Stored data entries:
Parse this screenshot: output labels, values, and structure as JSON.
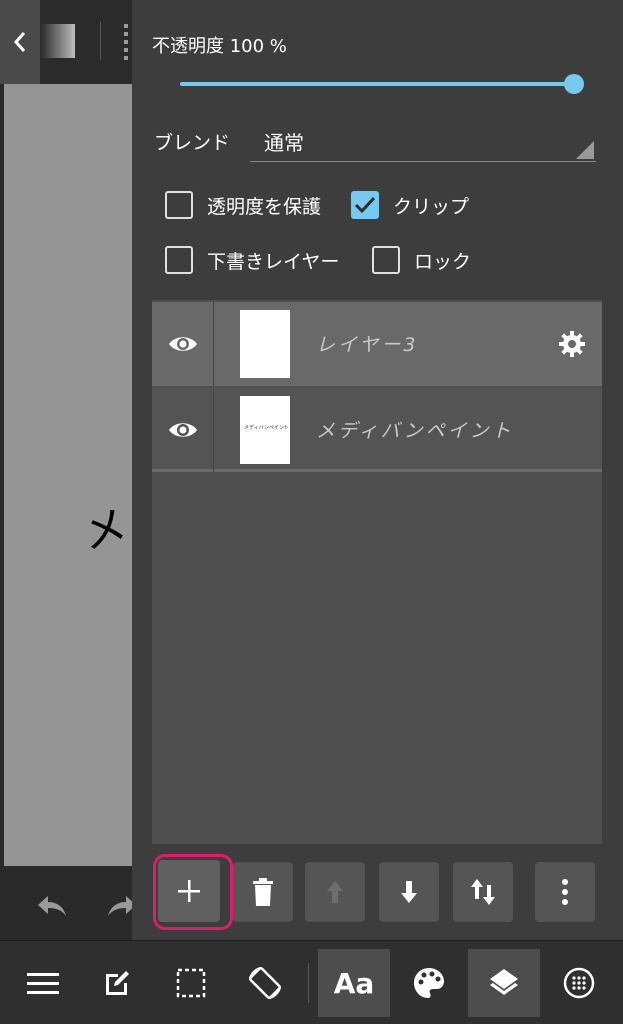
{
  "panel": {
    "opacity_label": "不透明度 100 %",
    "opacity_percent": 100,
    "blend_label": "ブレンド",
    "blend_value": "通常",
    "checkboxes": {
      "protect_alpha": {
        "label": "透明度を保護",
        "checked": false
      },
      "clip": {
        "label": "クリップ",
        "checked": true
      },
      "draft": {
        "label": "下書きレイヤー",
        "checked": false
      },
      "lock": {
        "label": "ロック",
        "checked": false
      }
    }
  },
  "layers": [
    {
      "name": "レイヤー3",
      "selected": true,
      "visible": true
    },
    {
      "name": "メディバンペイント",
      "selected": false,
      "visible": true,
      "thumb_text": "メディバンペイント"
    }
  ],
  "canvas": {
    "glyph": "メ"
  },
  "colors": {
    "accent": "#77c9ef",
    "highlight": "#e01d6b",
    "panel_bg": "#3d3d3d",
    "canvas_bg": "#959595"
  },
  "toolbar": {
    "text_tool_label": "Aa",
    "icons": [
      "menu-icon",
      "edit-icon",
      "selection-icon",
      "rotate-icon",
      "text-icon",
      "palette-icon",
      "layers-icon",
      "grid-icon"
    ]
  },
  "layer_actions": {
    "icons": [
      "add-icon",
      "trash-icon",
      "arrow-up-icon",
      "arrow-down-icon",
      "swap-icon",
      "more-vertical-icon"
    ]
  }
}
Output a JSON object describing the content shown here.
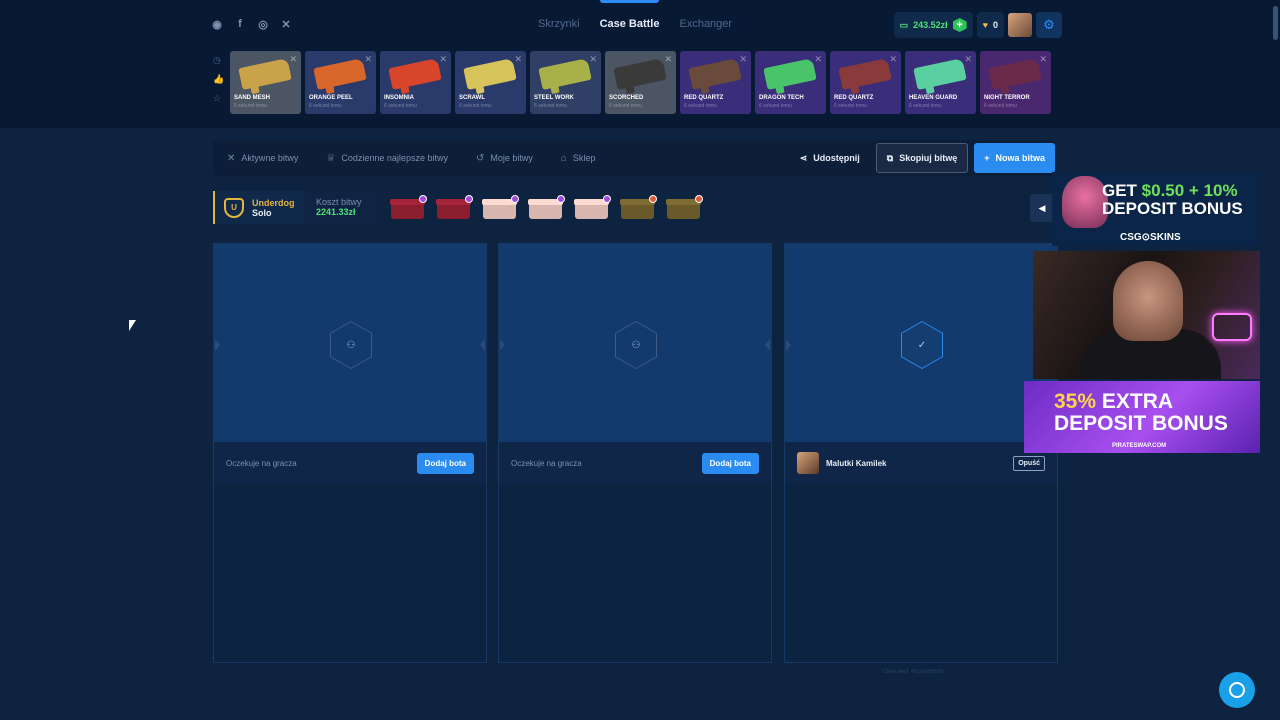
{
  "header": {
    "nav": [
      {
        "label": "Skrzynki",
        "active": false
      },
      {
        "label": "Case Battle",
        "active": true
      },
      {
        "label": "Exchanger",
        "active": false
      }
    ],
    "balance": "243.52zł",
    "gems": "0",
    "social_icons": [
      "discord-icon",
      "facebook-icon",
      "instagram-icon",
      "x-icon"
    ]
  },
  "live_drops": [
    {
      "name": "SAND MESH",
      "sub": "6 sekund temu",
      "color": "#4b5563",
      "gun": "#c9a24a"
    },
    {
      "name": "ORANGE PEEL",
      "sub": "6 sekund temu",
      "color": "#2a3a6a",
      "gun": "#d8652a"
    },
    {
      "name": "INSOMNIA",
      "sub": "6 sekund temu",
      "color": "#2a3a6a",
      "gun": "#d8452a"
    },
    {
      "name": "SCRAWL",
      "sub": "6 sekund temu",
      "color": "#2a3a6a",
      "gun": "#d6c45a"
    },
    {
      "name": "STEEL WORK",
      "sub": "6 sekund temu",
      "color": "#2f3f66",
      "gun": "#a8b04a"
    },
    {
      "name": "SCORCHED",
      "sub": "6 sekund temu",
      "color": "#4b5563",
      "gun": "#3a3a3a"
    },
    {
      "name": "RED QUARTZ",
      "sub": "6 sekund temu",
      "color": "#3a2d7a",
      "gun": "#6a4a3a"
    },
    {
      "name": "DRAGON TECH",
      "sub": "6 sekund temu",
      "color": "#3a2d7a",
      "gun": "#4ac46a"
    },
    {
      "name": "RED QUARTZ",
      "sub": "6 sekund temu",
      "color": "#3a2d7a",
      "gun": "#8a3a3a"
    },
    {
      "name": "HEAVEN GUARD",
      "sub": "6 sekund temu",
      "color": "#3a2d7a",
      "gun": "#5ad0a0"
    },
    {
      "name": "NIGHT TERROR",
      "sub": "6 sekund temu",
      "color": "#4a2870",
      "gun": "#6a2a4a"
    }
  ],
  "tabs": [
    {
      "label": "Aktywne bitwy",
      "icon": "swords-icon"
    },
    {
      "label": "Codzienne najlepsze bitwy",
      "icon": "trophy-icon"
    },
    {
      "label": "Moje bitwy",
      "icon": "history-icon"
    },
    {
      "label": "Sklep",
      "icon": "basket-icon"
    }
  ],
  "actions": {
    "share": "Udostępnij",
    "copy": "Skopiuj bitwę",
    "new": "Nowa bitwa"
  },
  "battle": {
    "mode_label": "Underdog",
    "mode_value": "Solo",
    "cost_label": "Koszt bitwy",
    "cost_value": "2241.33zł",
    "cases": [
      {
        "box": "#8a1e2e",
        "badge": "#a04ae0"
      },
      {
        "box": "#8a1e2e",
        "badge": "#a04ae0"
      },
      {
        "box": "#d8b6b0",
        "badge": "#a04ae0"
      },
      {
        "box": "#d8b6b0",
        "badge": "#a04ae0"
      },
      {
        "box": "#d8b6b0",
        "badge": "#a04ae0"
      },
      {
        "box": "#6a5a2a",
        "badge": "#e05a3a"
      },
      {
        "box": "#6a5a2a",
        "badge": "#e05a3a"
      }
    ]
  },
  "slots": [
    {
      "status": "Oczekuje na gracza",
      "button": "Dodaj bota"
    },
    {
      "status": "Oczekuje na gracza",
      "button": "Dodaj bota"
    },
    {
      "player": "Malutki Kamilek",
      "button": "Opuść"
    }
  ],
  "client_seed": "Client seed: 4/Qzhu/Bbh59",
  "ads": {
    "top_headline_a": "GET ",
    "top_headline_b": "$0.50 + 10%",
    "top_headline_c": "DEPOSIT BONUS",
    "top_brand": "CSG⊙SKINS",
    "bottom_headline_a": "35%",
    "bottom_headline_b": " EXTRA",
    "bottom_headline_c": "DEPOSIT BONUS",
    "bottom_site": "PIRATESWAP.COM"
  }
}
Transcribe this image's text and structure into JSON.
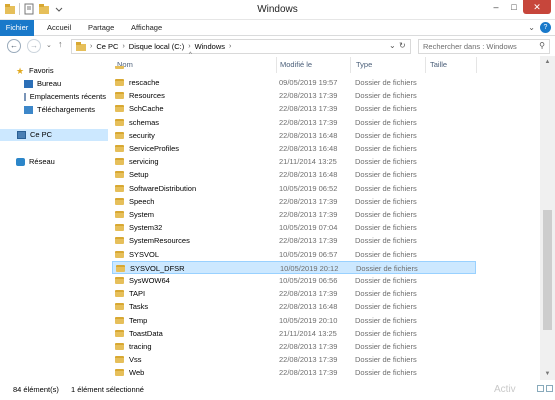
{
  "window": {
    "title": "Windows",
    "minimize": "–",
    "maximize": "□",
    "close": "✕"
  },
  "ribbon": {
    "tabs": [
      "Fichier",
      "Accueil",
      "Partage",
      "Affichage"
    ],
    "help": "?"
  },
  "address": {
    "path": [
      "Ce PC",
      "Disque local (C:)",
      "Windows"
    ],
    "search_placeholder": "Rechercher dans : Windows"
  },
  "navpane": {
    "favoris": "Favoris",
    "bureau": "Bureau",
    "emplacements": "Emplacements récents",
    "telechargements": "Téléchargements",
    "cepc": "Ce PC",
    "reseau": "Réseau"
  },
  "columns": {
    "name": "Nom",
    "modified": "Modifié le",
    "type": "Type",
    "size": "Taille"
  },
  "files": [
    {
      "name": "rescache",
      "date": "09/05/2019 19:57",
      "type": "Dossier de fichiers"
    },
    {
      "name": "Resources",
      "date": "22/08/2013 17:39",
      "type": "Dossier de fichiers"
    },
    {
      "name": "SchCache",
      "date": "22/08/2013 17:39",
      "type": "Dossier de fichiers"
    },
    {
      "name": "schemas",
      "date": "22/08/2013 17:39",
      "type": "Dossier de fichiers"
    },
    {
      "name": "security",
      "date": "22/08/2013 16:48",
      "type": "Dossier de fichiers"
    },
    {
      "name": "ServiceProfiles",
      "date": "22/08/2013 16:48",
      "type": "Dossier de fichiers"
    },
    {
      "name": "servicing",
      "date": "21/11/2014 13:25",
      "type": "Dossier de fichiers"
    },
    {
      "name": "Setup",
      "date": "22/08/2013 16:48",
      "type": "Dossier de fichiers"
    },
    {
      "name": "SoftwareDistribution",
      "date": "10/05/2019 06:52",
      "type": "Dossier de fichiers"
    },
    {
      "name": "Speech",
      "date": "22/08/2013 17:39",
      "type": "Dossier de fichiers"
    },
    {
      "name": "System",
      "date": "22/08/2013 17:39",
      "type": "Dossier de fichiers"
    },
    {
      "name": "System32",
      "date": "10/05/2019 07:04",
      "type": "Dossier de fichiers"
    },
    {
      "name": "SystemResources",
      "date": "22/08/2013 17:39",
      "type": "Dossier de fichiers"
    },
    {
      "name": "SYSVOL",
      "date": "10/05/2019 06:57",
      "type": "Dossier de fichiers"
    },
    {
      "name": "SYSVOL_DFSR",
      "date": "10/05/2019 20:12",
      "type": "Dossier de fichiers"
    },
    {
      "name": "SysWOW64",
      "date": "10/05/2019 06:56",
      "type": "Dossier de fichiers"
    },
    {
      "name": "TAPI",
      "date": "22/08/2013 17:39",
      "type": "Dossier de fichiers"
    },
    {
      "name": "Tasks",
      "date": "22/08/2013 16:48",
      "type": "Dossier de fichiers"
    },
    {
      "name": "Temp",
      "date": "10/05/2019 20:10",
      "type": "Dossier de fichiers"
    },
    {
      "name": "ToastData",
      "date": "21/11/2014 13:25",
      "type": "Dossier de fichiers"
    },
    {
      "name": "tracing",
      "date": "22/08/2013 17:39",
      "type": "Dossier de fichiers"
    },
    {
      "name": "Vss",
      "date": "22/08/2013 17:39",
      "type": "Dossier de fichiers"
    },
    {
      "name": "Web",
      "date": "22/08/2013 17:39",
      "type": "Dossier de fichiers"
    }
  ],
  "status": {
    "count": "84 élément(s)",
    "selected": "1 élément sélectionné",
    "watermark": "Activ"
  },
  "colors": {
    "accent": "#1979ca",
    "selection": "#cce8ff",
    "folder": "#e6bf5a"
  }
}
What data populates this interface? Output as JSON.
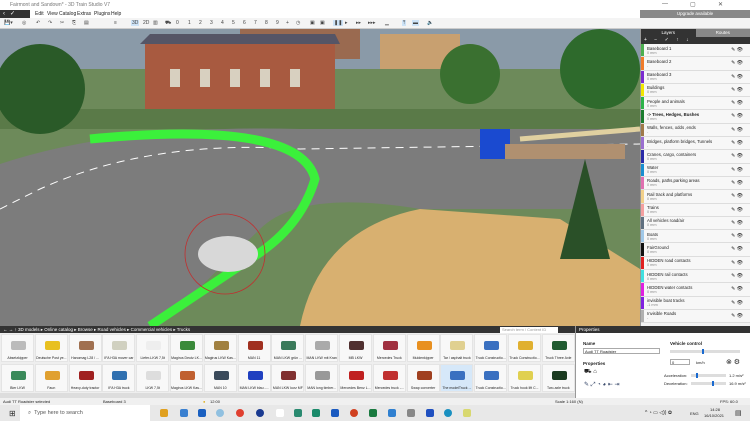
{
  "window": {
    "title": "Fairmont and Sandown* - 3D Train Studio V7",
    "min": "—",
    "max": "▢",
    "close": "✕"
  },
  "menu": [
    "Edit",
    "View",
    "Catalog",
    "Extras",
    "Plugins",
    "Help"
  ],
  "upgrade": "Upgrade available",
  "toolbar": {
    "view3d": "3D",
    "view2d": "2D",
    "numbers": [
      "0",
      "1",
      "2",
      "3",
      "4",
      "5",
      "6",
      "7",
      "8",
      "9",
      "+"
    ]
  },
  "layers_panel": {
    "tabs": [
      "Layers",
      "Routes"
    ],
    "tools": "+ − ✓ ↑ ↓",
    "items": [
      {
        "name": "Baseboard 1",
        "sub": "0 mm",
        "color": "#4caf50"
      },
      {
        "name": "Baseboard 2",
        "sub": "-",
        "color": "#f07b2a"
      },
      {
        "name": "Baseboard 3",
        "sub": "0 mm",
        "color": "#7b2bd1"
      },
      {
        "name": "Buildings",
        "sub": "0 mm",
        "color": "#f2e600"
      },
      {
        "name": "People and animals",
        "sub": "0 mm",
        "color": "#2db34a"
      },
      {
        "name": "-> Trees, Hedges, Bushes",
        "sub": "0 mm",
        "color": "#1b7d2e",
        "bold": true
      },
      {
        "name": "Walls, fences, odds ,ends",
        "sub": "-",
        "color": "#a07a4a"
      },
      {
        "name": "Bridges, platform bridges, Tunnels",
        "sub": "-",
        "color": "#9b6fd0"
      },
      {
        "name": "Cranes, cargo, containers",
        "sub": "0 mm",
        "color": "#2a2aa8"
      },
      {
        "name": "Water",
        "sub": "0 mm",
        "color": "#1a8fd0"
      },
      {
        "name": "Roads, paths,parking areas",
        "sub": "0 mm",
        "color": "#e070b0"
      },
      {
        "name": "Rail track and platforms",
        "sub": "0 mm",
        "color": "#f2d08a"
      },
      {
        "name": "Trains",
        "sub": "0 mm",
        "color": "#f4a0a0"
      },
      {
        "name": "All vehicles road/air",
        "sub": "0 mm",
        "color": "#607080"
      },
      {
        "name": "Boats",
        "sub": "0 mm",
        "color": "#a0c8e8"
      },
      {
        "name": "FairGround",
        "sub": "0 mm",
        "color": "#111111"
      },
      {
        "name": "HIDDEN road contacts",
        "sub": "0 mm",
        "color": "#e02020"
      },
      {
        "name": "HIDDEN rail contacts",
        "sub": "0 mm",
        "color": "#40e0e0"
      },
      {
        "name": "HIDDEN water contacts",
        "sub": "0 mm",
        "color": "#e020e0"
      },
      {
        "name": "invisible boat tracks",
        "sub": "-1 mm",
        "color": "#8020e0"
      },
      {
        "name": "Invisible Roads",
        "sub": "-",
        "color": "#b0b0b0"
      }
    ]
  },
  "catalog": {
    "breadcrumb": "← → ↑  3D models ▸ Online catalog ▸ Browse ▸ Road vehicles ▸ Commercial vehicles ▸ Trucks",
    "search_placeholder": "Search term / Content ID",
    "row1": [
      "Absetzkipper",
      "Deutsche Post ye...",
      "Hanomag L28 / ...",
      "IFA H3A mover car",
      "Liefer-LKW 7,5t",
      "Magirus Deutz LK...",
      "Magirus LKW Kas...",
      "MAN 11",
      "MAN LKW grün ...",
      "MAN LKW mit Kran",
      "MB LKW",
      "Mercedes Truck",
      "Muldenkipper",
      "Tar / asphalt truck",
      "Truck Constructio...",
      "Truck Constructio...",
      "Truck Three Axle"
    ],
    "row2": [
      "Bier LKW",
      "Faun",
      "Heavy-duty tractor",
      "IFA H3A truck",
      "LKW 7,5t",
      "Magirus LKW Kas...",
      "MAN 10",
      "MAN LKW blau -...",
      "MAN LKW kurz MF",
      "MAN long timber...",
      "Mercedes Benz L...",
      "Mercedes truck -...",
      "Swap converter",
      "The modelTruck ...",
      "Truck Constructio...",
      "Truck hook lift C...",
      "Two-axle truck"
    ],
    "colors1": [
      "#bbb",
      "#e8c020",
      "#a07050",
      "#d0d0c0",
      "#eee",
      "#3a8a3a",
      "#a08040",
      "#a03020",
      "#3a7a5a",
      "#aaa",
      "#503030",
      "#a03040",
      "#e89020",
      "#e0d090",
      "#3a70c0",
      "#e0b030",
      "#205a30"
    ],
    "colors2": [
      "#3a8a5a",
      "#e0a030",
      "#a02020",
      "#3070b0",
      "#ddd",
      "#c06030",
      "#3a4a5a",
      "#2040c0",
      "#803030",
      "#999",
      "#c02020",
      "#c03030",
      "#a04020",
      "#3a70c0",
      "#3a70c0",
      "#e0d050",
      "#1a3a20"
    ]
  },
  "properties": {
    "header": "Properties",
    "name_label": "Name",
    "name_value": "Audi TT Roadster",
    "props_label": "Properties",
    "vehicle_control": "Vehicle control",
    "speed": "0",
    "speed_unit": "km/h",
    "accel_label": "Acceleration:",
    "accel_value": "1.2 m/s²",
    "decel_label": "Deceleration:",
    "decel_value": "16.9 m/s²",
    "speed_fraction": 0.45,
    "accel_fraction": 0.15,
    "decel_fraction": 0.6
  },
  "status": {
    "selected": "Audi TT Roadster selected",
    "layer": "Baseboard 3",
    "time": "12:00",
    "scale": "Scale 1:160 (N)",
    "fps": "FPS: 60.0"
  },
  "taskbar": {
    "search": "Type here to search",
    "lang": "ENG",
    "clock": "14:28",
    "date": "16/10/2021"
  }
}
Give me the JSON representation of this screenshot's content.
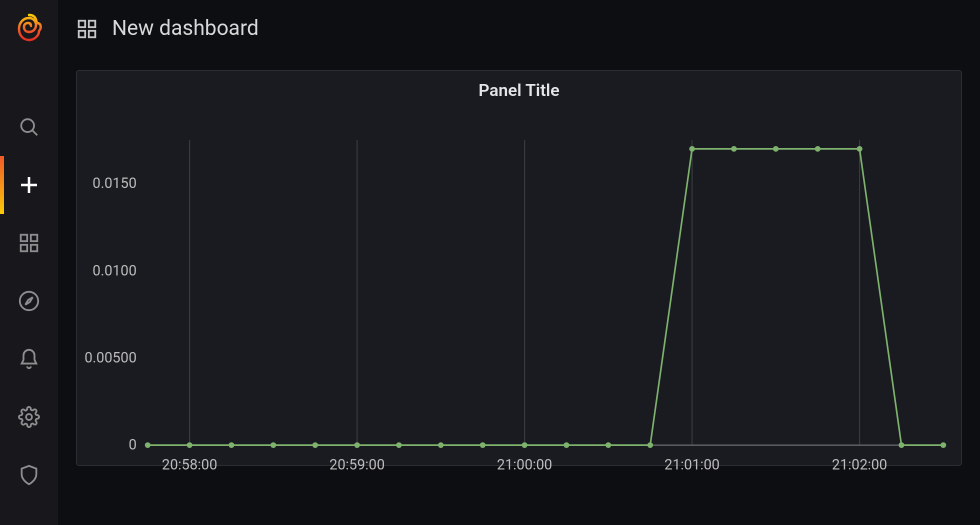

- _Required work_
Extract each line holding the string "élément".

- _Result below_
    "count": "84 élément(s)",
    "selected": "1 élément sélectionné",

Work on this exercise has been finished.